__EXERCISE__: Copy out each line of the data holding "title".

(Stored entries)
++++++++

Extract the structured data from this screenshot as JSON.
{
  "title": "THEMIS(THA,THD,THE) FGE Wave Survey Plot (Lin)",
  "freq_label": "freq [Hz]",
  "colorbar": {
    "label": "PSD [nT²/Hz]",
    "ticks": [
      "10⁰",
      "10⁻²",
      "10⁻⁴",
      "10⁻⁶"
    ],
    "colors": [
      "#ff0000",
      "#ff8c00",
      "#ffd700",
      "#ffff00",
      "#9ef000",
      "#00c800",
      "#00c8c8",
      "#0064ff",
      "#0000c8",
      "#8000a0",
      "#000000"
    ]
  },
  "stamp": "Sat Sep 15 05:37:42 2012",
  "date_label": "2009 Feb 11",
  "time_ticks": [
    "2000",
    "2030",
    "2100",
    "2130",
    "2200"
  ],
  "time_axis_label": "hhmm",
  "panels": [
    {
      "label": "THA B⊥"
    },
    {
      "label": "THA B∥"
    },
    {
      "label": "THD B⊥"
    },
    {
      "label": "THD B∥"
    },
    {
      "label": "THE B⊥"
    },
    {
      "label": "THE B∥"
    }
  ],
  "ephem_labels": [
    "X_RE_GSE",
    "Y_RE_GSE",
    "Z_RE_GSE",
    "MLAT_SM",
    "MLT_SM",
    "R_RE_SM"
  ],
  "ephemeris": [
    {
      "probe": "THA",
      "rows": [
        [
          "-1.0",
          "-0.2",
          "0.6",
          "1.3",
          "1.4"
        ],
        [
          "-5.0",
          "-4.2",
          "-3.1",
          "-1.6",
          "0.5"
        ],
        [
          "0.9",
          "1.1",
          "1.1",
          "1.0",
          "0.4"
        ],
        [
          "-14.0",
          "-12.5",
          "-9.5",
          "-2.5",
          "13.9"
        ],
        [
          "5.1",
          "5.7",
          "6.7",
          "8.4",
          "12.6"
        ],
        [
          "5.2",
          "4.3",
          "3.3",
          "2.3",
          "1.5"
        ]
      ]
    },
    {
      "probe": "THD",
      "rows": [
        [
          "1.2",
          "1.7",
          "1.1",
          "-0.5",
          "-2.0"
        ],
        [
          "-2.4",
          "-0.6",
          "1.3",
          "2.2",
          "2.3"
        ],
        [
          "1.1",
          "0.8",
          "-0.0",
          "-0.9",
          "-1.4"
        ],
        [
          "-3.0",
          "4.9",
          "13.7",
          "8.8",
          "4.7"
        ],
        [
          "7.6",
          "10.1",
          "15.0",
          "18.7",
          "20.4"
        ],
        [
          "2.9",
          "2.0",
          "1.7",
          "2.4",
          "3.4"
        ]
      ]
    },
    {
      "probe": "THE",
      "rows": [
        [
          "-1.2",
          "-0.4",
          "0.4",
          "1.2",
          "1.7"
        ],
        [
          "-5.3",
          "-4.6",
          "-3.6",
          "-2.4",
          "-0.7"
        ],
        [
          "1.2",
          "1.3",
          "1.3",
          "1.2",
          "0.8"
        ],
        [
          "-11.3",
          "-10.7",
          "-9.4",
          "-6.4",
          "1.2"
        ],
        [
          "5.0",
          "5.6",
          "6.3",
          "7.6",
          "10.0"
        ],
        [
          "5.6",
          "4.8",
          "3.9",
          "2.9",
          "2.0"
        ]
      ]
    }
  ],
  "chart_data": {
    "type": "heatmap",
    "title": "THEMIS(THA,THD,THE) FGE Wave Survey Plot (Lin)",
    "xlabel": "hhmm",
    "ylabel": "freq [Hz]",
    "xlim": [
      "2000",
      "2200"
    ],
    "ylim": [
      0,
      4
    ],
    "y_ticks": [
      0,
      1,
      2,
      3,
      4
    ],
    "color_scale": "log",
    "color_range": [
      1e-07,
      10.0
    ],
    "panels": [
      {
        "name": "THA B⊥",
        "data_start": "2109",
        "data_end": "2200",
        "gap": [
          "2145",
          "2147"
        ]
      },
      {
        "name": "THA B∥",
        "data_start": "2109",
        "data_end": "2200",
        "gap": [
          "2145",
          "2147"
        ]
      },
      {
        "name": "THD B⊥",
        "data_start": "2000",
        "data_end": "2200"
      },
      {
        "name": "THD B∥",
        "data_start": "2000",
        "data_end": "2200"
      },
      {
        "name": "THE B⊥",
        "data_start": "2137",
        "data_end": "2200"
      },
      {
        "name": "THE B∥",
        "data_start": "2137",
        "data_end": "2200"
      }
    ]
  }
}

++++++++

__OUTPUT__:
  "title": "THEMIS(THA,THD,THE) FGE Wave Survey Plot (Lin)",
    "title": "THEMIS(THA,THD,THE) FGE Wave Survey Plot (Lin)",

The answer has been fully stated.